>> Start Listed entries
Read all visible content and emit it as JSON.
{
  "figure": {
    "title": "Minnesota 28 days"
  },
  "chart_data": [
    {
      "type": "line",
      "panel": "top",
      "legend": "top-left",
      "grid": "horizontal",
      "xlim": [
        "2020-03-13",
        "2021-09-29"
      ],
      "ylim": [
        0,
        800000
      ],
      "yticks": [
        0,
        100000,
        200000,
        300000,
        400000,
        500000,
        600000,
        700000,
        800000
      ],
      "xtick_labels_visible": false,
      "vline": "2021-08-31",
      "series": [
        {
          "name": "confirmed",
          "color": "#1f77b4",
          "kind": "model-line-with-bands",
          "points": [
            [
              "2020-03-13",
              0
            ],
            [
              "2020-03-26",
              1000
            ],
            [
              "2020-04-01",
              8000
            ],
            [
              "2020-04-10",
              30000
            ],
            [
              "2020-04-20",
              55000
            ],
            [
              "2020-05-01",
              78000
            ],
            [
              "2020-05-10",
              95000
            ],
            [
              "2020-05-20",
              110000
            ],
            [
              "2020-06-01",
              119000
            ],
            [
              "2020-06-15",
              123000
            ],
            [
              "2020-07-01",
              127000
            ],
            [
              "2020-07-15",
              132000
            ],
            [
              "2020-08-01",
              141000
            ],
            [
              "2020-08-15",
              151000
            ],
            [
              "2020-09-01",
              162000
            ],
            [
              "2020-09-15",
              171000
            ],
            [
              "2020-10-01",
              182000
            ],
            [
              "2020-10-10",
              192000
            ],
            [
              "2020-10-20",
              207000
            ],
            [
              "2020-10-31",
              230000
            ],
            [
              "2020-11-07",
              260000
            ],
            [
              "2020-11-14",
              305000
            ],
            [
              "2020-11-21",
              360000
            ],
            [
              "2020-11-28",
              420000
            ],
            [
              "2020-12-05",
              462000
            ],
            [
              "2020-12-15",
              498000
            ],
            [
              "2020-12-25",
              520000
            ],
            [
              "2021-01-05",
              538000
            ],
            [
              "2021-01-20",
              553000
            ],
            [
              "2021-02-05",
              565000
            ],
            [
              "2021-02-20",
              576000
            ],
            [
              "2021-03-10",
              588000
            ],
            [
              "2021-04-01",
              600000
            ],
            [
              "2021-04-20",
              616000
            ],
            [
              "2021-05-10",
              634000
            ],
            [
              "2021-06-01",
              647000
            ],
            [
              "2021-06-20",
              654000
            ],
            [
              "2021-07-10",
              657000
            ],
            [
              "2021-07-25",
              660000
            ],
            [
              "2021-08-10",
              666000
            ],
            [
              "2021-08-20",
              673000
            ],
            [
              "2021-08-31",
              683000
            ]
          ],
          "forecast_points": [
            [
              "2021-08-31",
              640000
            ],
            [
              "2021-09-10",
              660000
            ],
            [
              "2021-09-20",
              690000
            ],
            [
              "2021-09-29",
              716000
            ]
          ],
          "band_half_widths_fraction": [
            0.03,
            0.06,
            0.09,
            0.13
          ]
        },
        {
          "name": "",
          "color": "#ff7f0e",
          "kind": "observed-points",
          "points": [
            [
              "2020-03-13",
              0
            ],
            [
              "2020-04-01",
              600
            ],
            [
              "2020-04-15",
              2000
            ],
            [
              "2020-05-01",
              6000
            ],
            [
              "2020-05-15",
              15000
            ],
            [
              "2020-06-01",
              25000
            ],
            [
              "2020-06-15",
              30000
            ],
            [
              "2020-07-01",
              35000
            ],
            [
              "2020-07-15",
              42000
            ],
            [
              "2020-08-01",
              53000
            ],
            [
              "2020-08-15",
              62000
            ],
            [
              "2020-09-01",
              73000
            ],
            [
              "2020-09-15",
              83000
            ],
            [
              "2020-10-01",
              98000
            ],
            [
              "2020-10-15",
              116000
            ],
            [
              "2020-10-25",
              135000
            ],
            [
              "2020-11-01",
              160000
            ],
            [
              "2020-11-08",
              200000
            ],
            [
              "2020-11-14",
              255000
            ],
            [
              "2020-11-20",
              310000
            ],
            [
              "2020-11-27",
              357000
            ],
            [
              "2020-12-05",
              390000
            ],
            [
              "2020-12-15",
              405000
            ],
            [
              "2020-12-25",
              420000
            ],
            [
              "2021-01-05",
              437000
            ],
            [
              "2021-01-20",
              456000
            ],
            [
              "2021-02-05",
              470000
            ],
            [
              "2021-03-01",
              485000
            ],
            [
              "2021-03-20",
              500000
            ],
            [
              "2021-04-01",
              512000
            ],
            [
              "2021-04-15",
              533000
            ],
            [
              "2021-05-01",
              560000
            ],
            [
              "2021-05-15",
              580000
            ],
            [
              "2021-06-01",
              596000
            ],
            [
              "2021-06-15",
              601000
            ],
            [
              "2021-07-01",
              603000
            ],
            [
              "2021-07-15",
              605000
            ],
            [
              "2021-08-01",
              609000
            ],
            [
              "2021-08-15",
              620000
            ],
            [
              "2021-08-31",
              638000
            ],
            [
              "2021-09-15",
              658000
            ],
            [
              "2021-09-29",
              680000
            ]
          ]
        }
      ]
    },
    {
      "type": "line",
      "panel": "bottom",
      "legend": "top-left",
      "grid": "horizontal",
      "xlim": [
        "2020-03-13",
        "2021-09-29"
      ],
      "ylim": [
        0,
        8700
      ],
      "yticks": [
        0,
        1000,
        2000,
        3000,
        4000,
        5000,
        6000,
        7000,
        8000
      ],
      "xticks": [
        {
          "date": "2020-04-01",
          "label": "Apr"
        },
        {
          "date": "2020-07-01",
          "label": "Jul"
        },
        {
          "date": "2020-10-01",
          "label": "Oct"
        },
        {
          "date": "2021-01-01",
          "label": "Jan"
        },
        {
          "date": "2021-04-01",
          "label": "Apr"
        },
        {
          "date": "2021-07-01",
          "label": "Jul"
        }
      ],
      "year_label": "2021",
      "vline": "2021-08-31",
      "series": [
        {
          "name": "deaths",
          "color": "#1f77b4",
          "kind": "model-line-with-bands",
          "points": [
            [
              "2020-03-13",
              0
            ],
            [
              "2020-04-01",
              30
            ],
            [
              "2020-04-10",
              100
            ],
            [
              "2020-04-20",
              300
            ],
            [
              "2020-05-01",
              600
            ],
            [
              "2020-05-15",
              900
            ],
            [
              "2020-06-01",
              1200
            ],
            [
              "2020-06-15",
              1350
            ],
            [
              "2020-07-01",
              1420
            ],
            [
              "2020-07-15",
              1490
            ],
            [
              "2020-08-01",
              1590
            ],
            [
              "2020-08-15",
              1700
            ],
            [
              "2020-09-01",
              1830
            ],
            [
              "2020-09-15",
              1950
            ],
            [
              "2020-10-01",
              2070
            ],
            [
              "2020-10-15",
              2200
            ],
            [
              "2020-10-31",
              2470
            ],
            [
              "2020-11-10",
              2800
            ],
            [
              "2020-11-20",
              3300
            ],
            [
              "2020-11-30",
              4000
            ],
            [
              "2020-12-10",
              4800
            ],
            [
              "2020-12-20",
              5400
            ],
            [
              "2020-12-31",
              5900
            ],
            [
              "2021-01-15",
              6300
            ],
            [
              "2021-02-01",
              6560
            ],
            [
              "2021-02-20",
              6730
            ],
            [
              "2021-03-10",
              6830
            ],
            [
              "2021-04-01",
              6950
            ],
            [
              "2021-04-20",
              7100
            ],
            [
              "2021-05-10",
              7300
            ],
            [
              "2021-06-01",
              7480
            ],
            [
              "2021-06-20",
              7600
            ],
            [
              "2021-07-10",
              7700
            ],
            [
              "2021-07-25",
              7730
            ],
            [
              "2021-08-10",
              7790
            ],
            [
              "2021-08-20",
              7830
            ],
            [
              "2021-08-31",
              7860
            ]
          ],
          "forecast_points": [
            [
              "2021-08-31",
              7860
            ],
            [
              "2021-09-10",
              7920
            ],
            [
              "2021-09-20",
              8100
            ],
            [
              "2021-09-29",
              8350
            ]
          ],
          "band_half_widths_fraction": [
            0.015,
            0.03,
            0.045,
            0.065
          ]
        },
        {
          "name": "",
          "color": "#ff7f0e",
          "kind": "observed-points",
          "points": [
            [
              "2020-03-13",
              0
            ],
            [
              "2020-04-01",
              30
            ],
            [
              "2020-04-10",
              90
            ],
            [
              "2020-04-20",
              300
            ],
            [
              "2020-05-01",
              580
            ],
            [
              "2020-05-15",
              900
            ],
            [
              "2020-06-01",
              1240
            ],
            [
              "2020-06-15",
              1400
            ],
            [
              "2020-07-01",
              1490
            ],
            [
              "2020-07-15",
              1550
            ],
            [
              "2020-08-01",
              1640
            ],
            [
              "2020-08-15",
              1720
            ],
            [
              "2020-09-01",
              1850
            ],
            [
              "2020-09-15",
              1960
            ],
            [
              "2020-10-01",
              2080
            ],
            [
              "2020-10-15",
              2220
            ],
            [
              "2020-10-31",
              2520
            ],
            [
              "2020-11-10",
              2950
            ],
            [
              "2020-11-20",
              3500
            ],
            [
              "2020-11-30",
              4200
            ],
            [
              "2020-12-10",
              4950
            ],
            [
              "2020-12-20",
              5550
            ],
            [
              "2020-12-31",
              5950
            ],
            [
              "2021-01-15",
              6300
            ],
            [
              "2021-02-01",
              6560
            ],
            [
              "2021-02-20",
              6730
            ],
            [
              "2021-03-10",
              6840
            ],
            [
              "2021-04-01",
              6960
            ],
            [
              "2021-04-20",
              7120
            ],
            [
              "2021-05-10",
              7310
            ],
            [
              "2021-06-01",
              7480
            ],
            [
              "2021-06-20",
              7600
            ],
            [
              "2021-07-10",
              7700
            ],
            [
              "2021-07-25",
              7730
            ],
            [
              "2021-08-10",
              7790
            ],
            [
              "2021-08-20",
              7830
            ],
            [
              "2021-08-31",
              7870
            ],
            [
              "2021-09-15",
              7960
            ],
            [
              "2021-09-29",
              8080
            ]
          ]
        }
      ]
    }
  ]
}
>> End Listed entries
* [Work to complete]: Search the entries for the word "date" and gather every line where it appears.

* [Solution for this exercise]:
          "date": "2020-04-01",
          "date": "2020-07-01",
          "date": "2020-10-01",
          "date": "2021-01-01",
          "date": "2021-04-01",
          "date": "2021-07-01",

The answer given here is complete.